Figure content listings:
<<<<
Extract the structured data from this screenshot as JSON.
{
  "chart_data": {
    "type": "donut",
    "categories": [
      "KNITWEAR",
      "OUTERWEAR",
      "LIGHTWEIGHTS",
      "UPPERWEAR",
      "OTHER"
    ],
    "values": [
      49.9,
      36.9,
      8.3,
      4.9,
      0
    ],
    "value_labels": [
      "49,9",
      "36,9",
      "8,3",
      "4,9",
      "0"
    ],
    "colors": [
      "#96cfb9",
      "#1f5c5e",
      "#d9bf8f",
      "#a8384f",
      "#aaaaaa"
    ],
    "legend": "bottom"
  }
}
>>>>
§ **Problem to work on**:
Print all of the entries again, exactly as written.

§ **Exercise solution**:
Extract the structured data from this screenshot as JSON.
{
  "chart_data": {
    "type": "donut",
    "categories": [
      "KNITWEAR",
      "OUTERWEAR",
      "LIGHTWEIGHTS",
      "UPPERWEAR",
      "OTHER"
    ],
    "values": [
      49.9,
      36.9,
      8.3,
      4.9,
      0
    ],
    "value_labels": [
      "49,9",
      "36,9",
      "8,3",
      "4,9",
      "0"
    ],
    "colors": [
      "#96cfb9",
      "#1f5c5e",
      "#d9bf8f",
      "#a8384f",
      "#aaaaaa"
    ],
    "legend": "bottom"
  }
}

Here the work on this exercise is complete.